+++ Source data +++
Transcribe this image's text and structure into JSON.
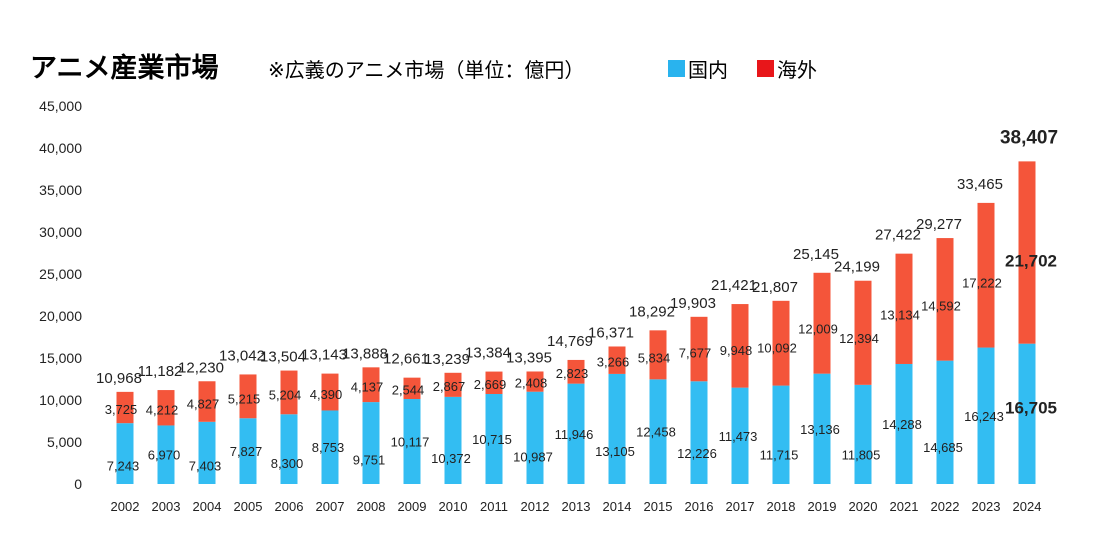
{
  "title": "アニメ産業市場",
  "subtitle": "※広義のアニメ市場（単位：億円）",
  "chart_data": {
    "type": "bar",
    "stacked": true,
    "title": "アニメ産業市場",
    "subtitle": "※広義のアニメ市場（単位：億円）",
    "categories": [
      "2002",
      "2003",
      "2004",
      "2005",
      "2006",
      "2007",
      "2008",
      "2009",
      "2010",
      "2011",
      "2012",
      "2013",
      "2014",
      "2015",
      "2016",
      "2017",
      "2018",
      "2019",
      "2020",
      "2021",
      "2022",
      "2023",
      "2024"
    ],
    "series": [
      {
        "name": "国内",
        "color": "#33bdf2",
        "values": [
          7243,
          6970,
          7403,
          7827,
          8300,
          8753,
          9751,
          10117,
          10372,
          10715,
          10987,
          11946,
          13105,
          12458,
          12226,
          11473,
          11715,
          13136,
          11805,
          14288,
          14685,
          16243,
          16705
        ]
      },
      {
        "name": "海外",
        "color": "#f4553a",
        "values": [
          3725,
          4212,
          4827,
          5215,
          5204,
          4390,
          4137,
          2544,
          2867,
          2669,
          2408,
          2823,
          3266,
          5834,
          7677,
          9948,
          10092,
          12009,
          12394,
          13134,
          14592,
          17222,
          21702
        ]
      }
    ],
    "totals": [
      10968,
      11182,
      12230,
      13042,
      13504,
      13143,
      13888,
      12661,
      13239,
      13384,
      13395,
      14769,
      16371,
      18292,
      19903,
      21421,
      21807,
      25145,
      24199,
      27422,
      29277,
      33465,
      38407
    ],
    "yticks": [
      "0",
      "5,000",
      "10,000",
      "15,000",
      "20,000",
      "25,000",
      "30,000",
      "35,000",
      "40,000",
      "45,000"
    ],
    "ylim": [
      0,
      45000
    ],
    "grid": false,
    "legend_position": "top",
    "legend_colors": {
      "国内": "#29b3ee",
      "海外": "#e8161a"
    }
  }
}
+++
From the listing above, copy out each line where the word "広義のアニメ市場" appears.

  "subtitle": "※広義のアニメ市場（単位：億円）",
    "subtitle": "※広義のアニメ市場（単位：億円）",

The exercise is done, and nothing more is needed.